::: DATA IN THIS EXERCISE :::
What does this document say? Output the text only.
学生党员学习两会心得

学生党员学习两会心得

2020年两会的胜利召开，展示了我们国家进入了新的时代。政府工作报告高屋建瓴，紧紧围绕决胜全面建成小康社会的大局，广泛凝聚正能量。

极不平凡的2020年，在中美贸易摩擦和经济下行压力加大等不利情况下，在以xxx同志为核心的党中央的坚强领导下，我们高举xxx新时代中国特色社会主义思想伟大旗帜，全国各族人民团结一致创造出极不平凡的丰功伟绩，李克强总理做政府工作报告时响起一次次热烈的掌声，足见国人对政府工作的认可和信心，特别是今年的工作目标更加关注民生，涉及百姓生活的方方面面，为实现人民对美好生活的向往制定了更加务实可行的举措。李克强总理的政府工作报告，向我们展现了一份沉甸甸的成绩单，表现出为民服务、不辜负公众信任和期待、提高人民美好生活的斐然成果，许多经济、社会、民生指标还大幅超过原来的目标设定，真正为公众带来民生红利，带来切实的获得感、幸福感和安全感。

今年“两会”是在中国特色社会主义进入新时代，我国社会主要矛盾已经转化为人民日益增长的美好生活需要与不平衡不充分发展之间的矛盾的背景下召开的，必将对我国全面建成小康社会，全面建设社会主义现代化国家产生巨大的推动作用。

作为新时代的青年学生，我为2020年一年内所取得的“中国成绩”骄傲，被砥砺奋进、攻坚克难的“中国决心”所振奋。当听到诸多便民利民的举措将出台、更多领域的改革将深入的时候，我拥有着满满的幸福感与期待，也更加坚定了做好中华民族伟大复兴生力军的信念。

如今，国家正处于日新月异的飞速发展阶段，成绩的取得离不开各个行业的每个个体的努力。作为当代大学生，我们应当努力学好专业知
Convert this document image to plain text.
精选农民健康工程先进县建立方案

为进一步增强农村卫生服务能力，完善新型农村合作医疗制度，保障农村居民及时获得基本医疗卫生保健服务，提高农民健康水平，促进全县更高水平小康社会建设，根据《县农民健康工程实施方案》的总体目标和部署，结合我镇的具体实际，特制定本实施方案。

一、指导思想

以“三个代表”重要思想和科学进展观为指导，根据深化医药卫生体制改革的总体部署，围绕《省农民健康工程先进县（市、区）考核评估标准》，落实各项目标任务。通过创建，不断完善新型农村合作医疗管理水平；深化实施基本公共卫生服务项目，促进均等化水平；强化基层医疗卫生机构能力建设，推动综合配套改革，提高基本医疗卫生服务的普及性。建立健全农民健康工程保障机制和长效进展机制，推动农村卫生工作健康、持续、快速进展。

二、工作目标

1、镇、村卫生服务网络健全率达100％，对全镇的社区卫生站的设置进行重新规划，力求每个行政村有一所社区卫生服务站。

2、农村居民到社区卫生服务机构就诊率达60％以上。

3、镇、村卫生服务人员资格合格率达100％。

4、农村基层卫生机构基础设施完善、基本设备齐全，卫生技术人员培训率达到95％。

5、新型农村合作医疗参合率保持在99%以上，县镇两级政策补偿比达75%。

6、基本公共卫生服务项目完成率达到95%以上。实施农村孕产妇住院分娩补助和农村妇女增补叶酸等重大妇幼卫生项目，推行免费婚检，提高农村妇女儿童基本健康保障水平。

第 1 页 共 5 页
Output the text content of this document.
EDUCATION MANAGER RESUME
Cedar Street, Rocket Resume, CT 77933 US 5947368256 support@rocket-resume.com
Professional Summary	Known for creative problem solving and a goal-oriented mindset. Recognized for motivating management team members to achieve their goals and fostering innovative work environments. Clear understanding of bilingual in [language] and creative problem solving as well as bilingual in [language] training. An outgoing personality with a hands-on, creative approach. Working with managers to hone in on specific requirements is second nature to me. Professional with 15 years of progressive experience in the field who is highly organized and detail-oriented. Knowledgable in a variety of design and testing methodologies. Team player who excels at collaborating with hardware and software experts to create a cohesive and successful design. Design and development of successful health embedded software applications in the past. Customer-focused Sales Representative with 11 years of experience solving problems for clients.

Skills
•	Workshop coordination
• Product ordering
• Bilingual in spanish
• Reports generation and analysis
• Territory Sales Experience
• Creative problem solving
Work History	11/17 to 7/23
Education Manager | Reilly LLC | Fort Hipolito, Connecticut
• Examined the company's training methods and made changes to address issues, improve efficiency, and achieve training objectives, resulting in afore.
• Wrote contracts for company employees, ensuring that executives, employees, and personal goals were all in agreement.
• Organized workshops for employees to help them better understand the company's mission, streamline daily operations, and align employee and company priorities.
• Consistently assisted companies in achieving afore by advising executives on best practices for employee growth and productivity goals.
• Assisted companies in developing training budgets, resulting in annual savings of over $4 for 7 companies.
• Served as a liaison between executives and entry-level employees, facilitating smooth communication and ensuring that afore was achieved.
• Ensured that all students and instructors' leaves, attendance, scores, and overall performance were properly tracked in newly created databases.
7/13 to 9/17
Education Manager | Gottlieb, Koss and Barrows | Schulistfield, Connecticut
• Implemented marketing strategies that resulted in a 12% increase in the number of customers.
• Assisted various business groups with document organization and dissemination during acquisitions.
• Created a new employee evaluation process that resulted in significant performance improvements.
:::
WHAT YOU SHOULD DO
Among the lines of the material, find those that hold the word "were" and copy them.

TASK RESPONSE
• Wrote contracts for company employees, ensuring that executives, employees, and personal goals were all in agreement.
• Ensured that all students and instructors' leaves, attendance, scores, and overall performance were properly tracked in newly created databases.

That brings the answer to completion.